Quote all of the entries word for word.

### Material for this task

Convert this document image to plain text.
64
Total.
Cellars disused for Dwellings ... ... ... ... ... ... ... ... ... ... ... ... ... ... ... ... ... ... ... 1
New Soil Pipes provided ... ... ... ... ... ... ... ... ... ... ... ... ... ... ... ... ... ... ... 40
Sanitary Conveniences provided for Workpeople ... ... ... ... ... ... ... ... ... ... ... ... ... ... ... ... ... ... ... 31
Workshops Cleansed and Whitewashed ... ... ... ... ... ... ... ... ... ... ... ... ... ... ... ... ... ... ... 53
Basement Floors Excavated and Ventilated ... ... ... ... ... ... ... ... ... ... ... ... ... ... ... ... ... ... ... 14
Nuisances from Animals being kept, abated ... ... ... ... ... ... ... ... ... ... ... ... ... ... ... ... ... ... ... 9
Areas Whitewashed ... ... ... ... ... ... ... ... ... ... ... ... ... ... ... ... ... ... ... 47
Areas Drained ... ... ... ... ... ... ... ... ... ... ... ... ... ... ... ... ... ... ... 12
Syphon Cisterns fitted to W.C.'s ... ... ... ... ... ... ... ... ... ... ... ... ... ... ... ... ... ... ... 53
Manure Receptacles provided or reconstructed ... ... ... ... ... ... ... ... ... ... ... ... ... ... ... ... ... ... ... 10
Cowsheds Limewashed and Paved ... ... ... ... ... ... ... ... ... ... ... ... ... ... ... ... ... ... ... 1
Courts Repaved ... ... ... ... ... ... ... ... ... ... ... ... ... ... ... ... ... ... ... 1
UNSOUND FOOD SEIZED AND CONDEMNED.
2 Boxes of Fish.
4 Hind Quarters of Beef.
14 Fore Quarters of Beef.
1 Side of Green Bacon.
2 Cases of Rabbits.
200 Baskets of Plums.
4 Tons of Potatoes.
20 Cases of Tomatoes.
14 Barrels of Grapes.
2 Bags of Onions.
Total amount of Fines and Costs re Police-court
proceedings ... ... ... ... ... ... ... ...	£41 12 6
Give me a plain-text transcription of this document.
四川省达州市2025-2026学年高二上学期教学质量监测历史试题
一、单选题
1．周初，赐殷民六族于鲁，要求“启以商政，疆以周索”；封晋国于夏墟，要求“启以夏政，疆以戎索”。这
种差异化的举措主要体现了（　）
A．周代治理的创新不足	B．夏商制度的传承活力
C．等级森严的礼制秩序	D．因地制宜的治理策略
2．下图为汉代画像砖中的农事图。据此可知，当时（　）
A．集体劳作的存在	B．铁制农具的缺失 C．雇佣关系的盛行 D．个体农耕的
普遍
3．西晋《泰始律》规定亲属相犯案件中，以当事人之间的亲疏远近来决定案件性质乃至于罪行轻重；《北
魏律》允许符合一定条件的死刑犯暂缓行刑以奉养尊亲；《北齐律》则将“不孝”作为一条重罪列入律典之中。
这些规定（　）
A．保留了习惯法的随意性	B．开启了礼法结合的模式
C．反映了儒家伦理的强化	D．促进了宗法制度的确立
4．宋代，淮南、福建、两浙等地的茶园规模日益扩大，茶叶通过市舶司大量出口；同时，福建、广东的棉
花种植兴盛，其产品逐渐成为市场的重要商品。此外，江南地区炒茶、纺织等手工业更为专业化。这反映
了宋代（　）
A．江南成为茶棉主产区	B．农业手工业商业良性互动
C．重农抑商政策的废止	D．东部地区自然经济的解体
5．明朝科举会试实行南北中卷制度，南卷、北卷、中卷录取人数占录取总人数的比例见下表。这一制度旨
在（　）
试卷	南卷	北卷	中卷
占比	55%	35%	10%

######

- Answer to the task -
Convert this document image to plain text.
64
Total.
Cellars disused for Dwellings ... ... ... ... ... ... ... ... ... ... ... ... ... ... ... ... ... ... ... 1
New Soil Pipes provided ... ... ... ... ... ... ... ... ... ... ... ... ... ... ... ... ... ... ... 40
Sanitary Conveniences provided for Workpeople ... ... ... ... ... ... ... ... ... ... ... ... ... ... ... ... ... ... ... 31
Workshops Cleansed and Whitewashed ... ... ... ... ... ... ... ... ... ... ... ... ... ... ... ... ... ... ... 53
Basement Floors Excavated and Ventilated ... ... ... ... ... ... ... ... ... ... ... ... ... ... ... ... ... ... ... 14
Nuisances from Animals being kept, abated ... ... ... ... ... ... ... ... ... ... ... ... ... ... ... ... ... ... ... 9
Areas Whitewashed ... ... ... ... ... ... ... ... ... ... ... ... ... ... ... ... ... ... ... 47
Areas Drained ... ... ... ... ... ... ... ... ... ... ... ... ... ... ... ... ... ... ... 12
Syphon Cisterns fitted to W.C.'s ... ... ... ... ... ... ... ... ... ... ... ... ... ... ... ... ... ... ... 53
Manure Receptacles provided or reconstructed ... ... ... ... ... ... ... ... ... ... ... ... ... ... ... ... ... ... ... 10
Cowsheds Limewashed and Paved ... ... ... ... ... ... ... ... ... ... ... ... ... ... ... ... ... ... ... 1
Courts Repaved ... ... ... ... ... ... ... ... ... ... ... ... ... ... ... ... ... ... ... 1
UNSOUND FOOD SEIZED AND CONDEMNED.
2 Boxes of Fish.
4 Hind Quarters of Beef.
14 Fore Quarters of Beef.
1 Side of Green Bacon.
2 Cases of Rabbits.
200 Baskets of Plums.
4 Tons of Potatoes.
20 Cases of Tomatoes.
14 Barrels of Grapes.
2 Bags of Onions.
Total amount of Fines and Costs re Police-court
proceedings ... ... ... ... ... ... ... ...	£41 12 6
Give me a plain-text transcription of this document.
四川省达州市2025-2026学年高二上学期教学质量监测历史试题
一、单选题
1．周初，赐殷民六族于鲁，要求“启以商政，疆以周索”；封晋国于夏墟，要求“启以夏政，疆以戎索”。这
种差异化的举措主要体现了（　）
A．周代治理的创新不足	B．夏商制度的传承活力
C．等级森严的礼制秩序	D．因地制宜的治理策略
2．下图为汉代画像砖中的农事图。据此可知，当时（　）
A．集体劳作的存在	B．铁制农具的缺失 C．雇佣关系的盛行 D．个体农耕的
普遍
3．西晋《泰始律》规定亲属相犯案件中，以当事人之间的亲疏远近来决定案件性质乃至于罪行轻重；《北
魏律》允许符合一定条件的死刑犯暂缓行刑以奉养尊亲；《北齐律》则将“不孝”作为一条重罪列入律典之中。
这些规定（　）
A．保留了习惯法的随意性	B．开启了礼法结合的模式
C．反映了儒家伦理的强化	D．促进了宗法制度的确立
4．宋代，淮南、福建、两浙等地的茶园规模日益扩大，茶叶通过市舶司大量出口；同时，福建、广东的棉
花种植兴盛，其产品逐渐成为市场的重要商品。此外，江南地区炒茶、纺织等手工业更为专业化。这反映
了宋代（　）
A．江南成为茶棉主产区	B．农业手工业商业良性互动
C．重农抑商政策的废止	D．东部地区自然经济的解体
5．明朝科举会试实行南北中卷制度，南卷、北卷、中卷录取人数占录取总人数的比例见下表。这一制度旨
在（　）
试卷	南卷	北卷	中卷
占比	55%	35%	10%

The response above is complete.